-- begin Records supplied --
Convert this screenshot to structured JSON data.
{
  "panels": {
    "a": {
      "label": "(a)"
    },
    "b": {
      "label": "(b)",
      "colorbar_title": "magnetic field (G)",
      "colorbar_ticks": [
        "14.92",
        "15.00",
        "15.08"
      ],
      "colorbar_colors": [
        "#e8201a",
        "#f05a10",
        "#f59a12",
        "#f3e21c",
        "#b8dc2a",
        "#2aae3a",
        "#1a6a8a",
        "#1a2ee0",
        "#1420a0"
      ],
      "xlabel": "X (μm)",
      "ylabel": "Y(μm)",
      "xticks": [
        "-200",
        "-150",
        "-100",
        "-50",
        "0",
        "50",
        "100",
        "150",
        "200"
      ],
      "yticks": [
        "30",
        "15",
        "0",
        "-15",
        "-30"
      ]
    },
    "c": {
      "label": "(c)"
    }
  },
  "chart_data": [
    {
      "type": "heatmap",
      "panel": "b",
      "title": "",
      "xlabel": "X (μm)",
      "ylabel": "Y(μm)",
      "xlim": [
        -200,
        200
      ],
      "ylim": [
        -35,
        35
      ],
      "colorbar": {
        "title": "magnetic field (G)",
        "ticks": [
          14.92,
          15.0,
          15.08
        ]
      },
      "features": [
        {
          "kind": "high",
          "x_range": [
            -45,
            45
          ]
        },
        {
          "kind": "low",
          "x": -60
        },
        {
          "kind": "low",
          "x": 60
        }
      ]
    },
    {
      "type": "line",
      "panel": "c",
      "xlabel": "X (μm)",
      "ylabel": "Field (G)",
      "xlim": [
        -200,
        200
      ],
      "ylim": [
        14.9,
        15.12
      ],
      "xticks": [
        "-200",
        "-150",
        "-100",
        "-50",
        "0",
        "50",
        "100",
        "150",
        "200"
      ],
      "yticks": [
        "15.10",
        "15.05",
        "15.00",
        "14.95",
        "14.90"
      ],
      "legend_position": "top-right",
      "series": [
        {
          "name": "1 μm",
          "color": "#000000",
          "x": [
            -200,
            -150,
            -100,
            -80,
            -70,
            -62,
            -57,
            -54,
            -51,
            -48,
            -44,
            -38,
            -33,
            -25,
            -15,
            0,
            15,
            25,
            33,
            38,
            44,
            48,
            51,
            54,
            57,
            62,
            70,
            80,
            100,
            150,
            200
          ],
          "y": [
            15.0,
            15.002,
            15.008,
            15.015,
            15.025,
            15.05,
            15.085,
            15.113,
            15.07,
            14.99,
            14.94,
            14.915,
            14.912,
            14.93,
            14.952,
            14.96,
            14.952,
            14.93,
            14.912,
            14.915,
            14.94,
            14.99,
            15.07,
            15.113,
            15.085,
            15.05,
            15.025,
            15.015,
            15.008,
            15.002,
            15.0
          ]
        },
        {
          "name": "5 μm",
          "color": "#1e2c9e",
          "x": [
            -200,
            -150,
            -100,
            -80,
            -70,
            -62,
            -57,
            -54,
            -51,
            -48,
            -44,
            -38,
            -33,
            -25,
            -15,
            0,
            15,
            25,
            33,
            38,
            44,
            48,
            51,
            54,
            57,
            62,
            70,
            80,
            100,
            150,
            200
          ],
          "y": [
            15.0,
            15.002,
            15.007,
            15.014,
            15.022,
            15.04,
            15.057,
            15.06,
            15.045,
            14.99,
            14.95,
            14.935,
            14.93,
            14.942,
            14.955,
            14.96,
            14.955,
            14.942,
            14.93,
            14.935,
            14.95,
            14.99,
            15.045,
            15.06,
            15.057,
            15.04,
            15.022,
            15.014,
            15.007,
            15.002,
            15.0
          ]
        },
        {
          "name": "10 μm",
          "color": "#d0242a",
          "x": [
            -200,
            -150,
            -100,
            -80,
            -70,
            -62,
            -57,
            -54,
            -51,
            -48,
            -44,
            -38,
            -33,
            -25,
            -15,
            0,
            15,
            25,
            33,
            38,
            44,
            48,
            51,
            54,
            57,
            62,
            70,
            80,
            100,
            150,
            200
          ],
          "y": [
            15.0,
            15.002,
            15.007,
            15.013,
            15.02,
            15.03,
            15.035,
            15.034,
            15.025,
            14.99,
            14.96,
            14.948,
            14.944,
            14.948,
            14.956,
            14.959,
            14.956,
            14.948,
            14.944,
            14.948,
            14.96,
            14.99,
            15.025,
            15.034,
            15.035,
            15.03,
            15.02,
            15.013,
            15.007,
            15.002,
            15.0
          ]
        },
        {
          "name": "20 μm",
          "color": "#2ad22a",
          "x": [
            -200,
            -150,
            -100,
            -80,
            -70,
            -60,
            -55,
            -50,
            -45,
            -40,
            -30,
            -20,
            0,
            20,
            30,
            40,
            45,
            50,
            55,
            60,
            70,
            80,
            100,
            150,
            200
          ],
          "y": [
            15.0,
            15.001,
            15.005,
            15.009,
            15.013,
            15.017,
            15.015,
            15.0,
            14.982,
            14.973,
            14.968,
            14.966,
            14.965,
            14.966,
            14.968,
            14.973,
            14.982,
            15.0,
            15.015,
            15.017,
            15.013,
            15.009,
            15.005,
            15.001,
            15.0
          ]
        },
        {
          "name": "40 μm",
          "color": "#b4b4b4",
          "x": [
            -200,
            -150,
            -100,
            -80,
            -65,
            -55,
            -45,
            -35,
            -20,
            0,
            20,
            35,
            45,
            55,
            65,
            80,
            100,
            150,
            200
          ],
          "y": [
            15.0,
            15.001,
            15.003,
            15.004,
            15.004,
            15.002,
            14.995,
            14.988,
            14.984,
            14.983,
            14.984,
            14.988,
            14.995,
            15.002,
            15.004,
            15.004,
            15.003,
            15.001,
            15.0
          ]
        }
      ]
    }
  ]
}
-- end Records supplied --
§ **Problem to solve**
Copy each line from the records above that includes the string "magnetic".

§ **Response below**
      "colorbar_title": "magnetic field (G)",
        "title": "magnetic field (G)",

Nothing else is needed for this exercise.